[Dataset rows about figures]
* * *

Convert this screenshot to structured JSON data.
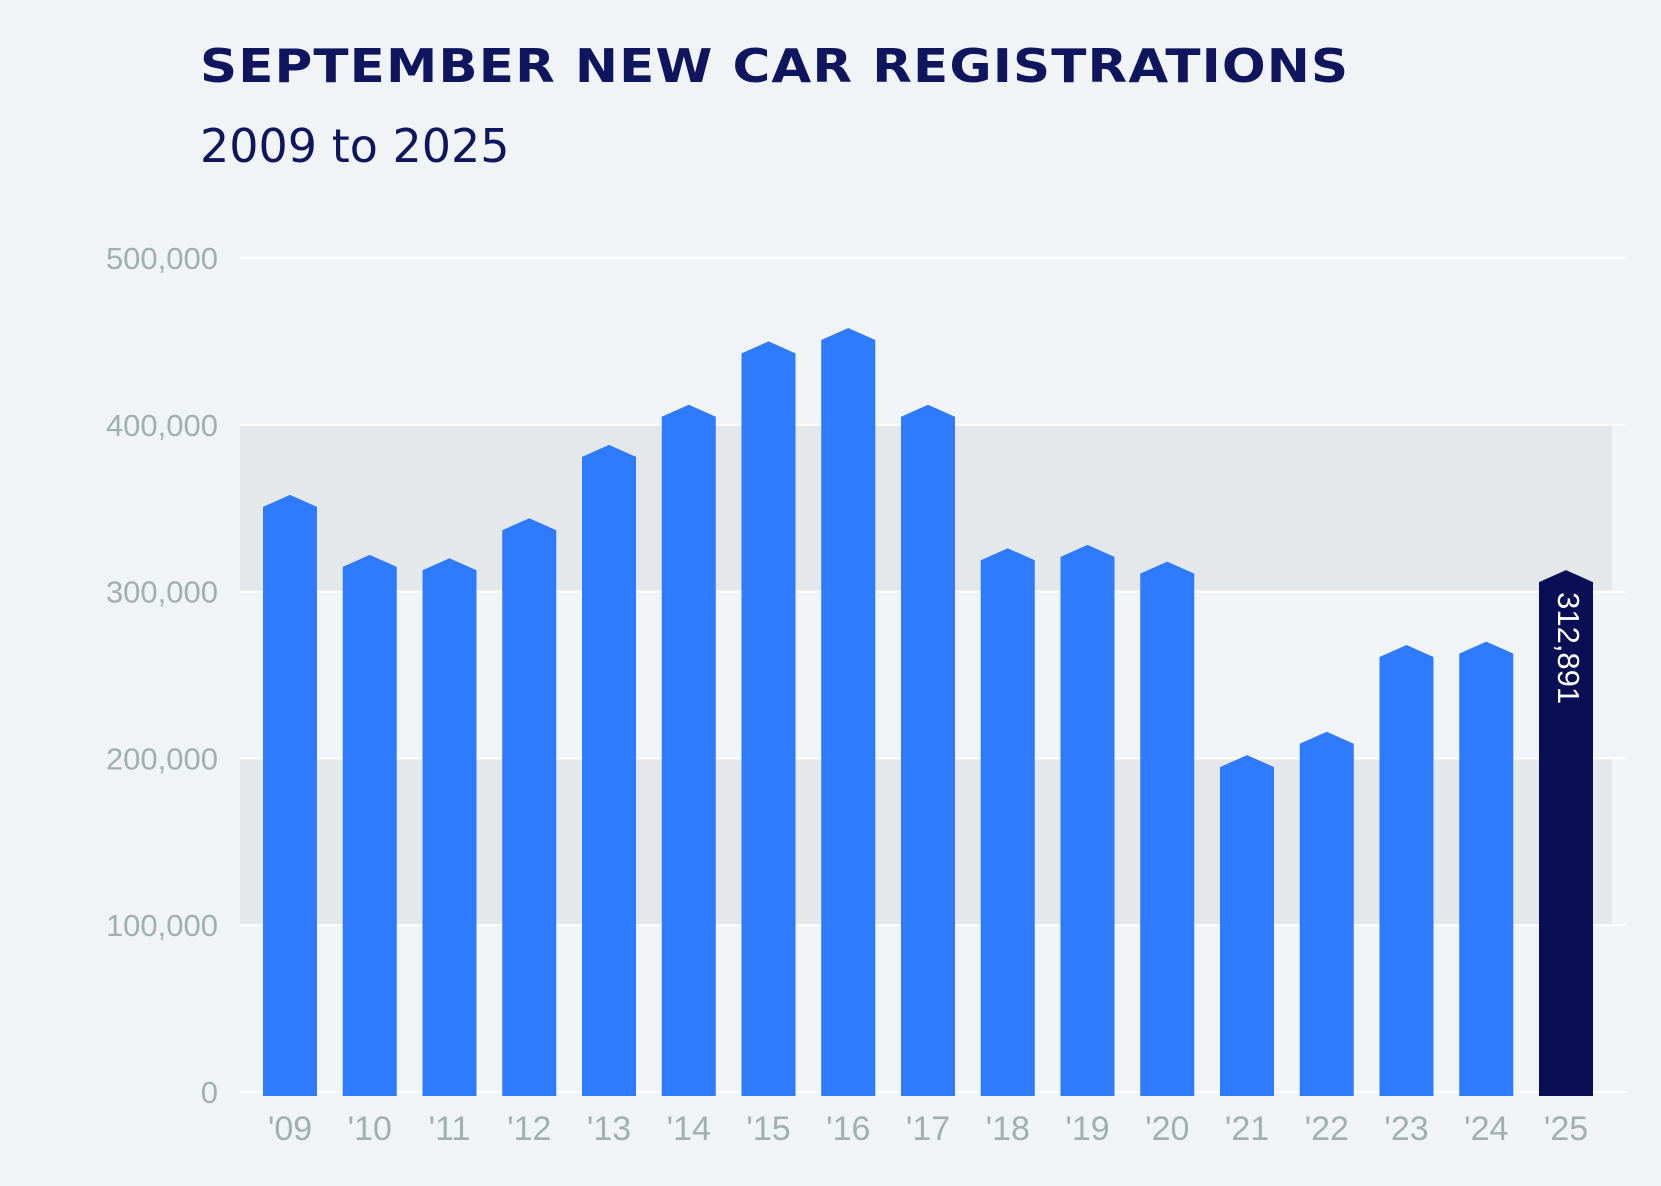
{
  "chart_data": {
    "type": "bar",
    "title": "SEPTEMBER NEW CAR REGISTRATIONS",
    "subtitle": "2009 to 2025",
    "categories": [
      "'09",
      "'10",
      "'11",
      "'12",
      "'13",
      "'14",
      "'15",
      "'16",
      "'17",
      "'18",
      "'19",
      "'20",
      "'21",
      "'22",
      "'23",
      "'24",
      "'25"
    ],
    "values": [
      358000,
      322000,
      320000,
      344000,
      388000,
      412000,
      450000,
      458000,
      412000,
      326000,
      328000,
      318000,
      202000,
      216000,
      268000,
      270000,
      312891
    ],
    "ylim": [
      0,
      500000
    ],
    "yticks": [
      0,
      100000,
      200000,
      300000,
      400000,
      500000
    ],
    "ytick_labels": [
      "0",
      "100,000",
      "200,000",
      "300,000",
      "400,000",
      "500,000"
    ],
    "highlight": {
      "category": "'25",
      "label": "312,891",
      "color": "#0a0f55"
    },
    "colors": {
      "bar": "#2f7bff",
      "highlight_bar": "#0a0f55",
      "band": "#e4e8ea",
      "background": "#f1f4f6",
      "title": "#10165e",
      "tick": "#9fb0ad",
      "gridline": "#ffffff"
    },
    "shaded_bands": [
      [
        100000,
        200000
      ],
      [
        300000,
        400000
      ]
    ],
    "grid": true,
    "legend": "none"
  }
}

* * *

# Set task
Please write out all the data again word for word, but not the pictures.

# Answer below
Convert this screenshot to structured JSON data.
{
  "chart_data": {
    "type": "bar",
    "title": "SEPTEMBER NEW CAR REGISTRATIONS",
    "subtitle": "2009 to 2025",
    "categories": [
      "'09",
      "'10",
      "'11",
      "'12",
      "'13",
      "'14",
      "'15",
      "'16",
      "'17",
      "'18",
      "'19",
      "'20",
      "'21",
      "'22",
      "'23",
      "'24",
      "'25"
    ],
    "values": [
      358000,
      322000,
      320000,
      344000,
      388000,
      412000,
      450000,
      458000,
      412000,
      326000,
      328000,
      318000,
      202000,
      216000,
      268000,
      270000,
      312891
    ],
    "ylim": [
      0,
      500000
    ],
    "yticks": [
      0,
      100000,
      200000,
      300000,
      400000,
      500000
    ],
    "ytick_labels": [
      "0",
      "100,000",
      "200,000",
      "300,000",
      "400,000",
      "500,000"
    ],
    "highlight": {
      "category": "'25",
      "label": "312,891",
      "color": "#0a0f55"
    },
    "colors": {
      "bar": "#2f7bff",
      "highlight_bar": "#0a0f55",
      "band": "#e4e8ea",
      "background": "#f1f4f6",
      "title": "#10165e",
      "tick": "#9fb0ad",
      "gridline": "#ffffff"
    },
    "shaded_bands": [
      [
        100000,
        200000
      ],
      [
        300000,
        400000
      ]
    ],
    "grid": true,
    "legend": "none"
  }
}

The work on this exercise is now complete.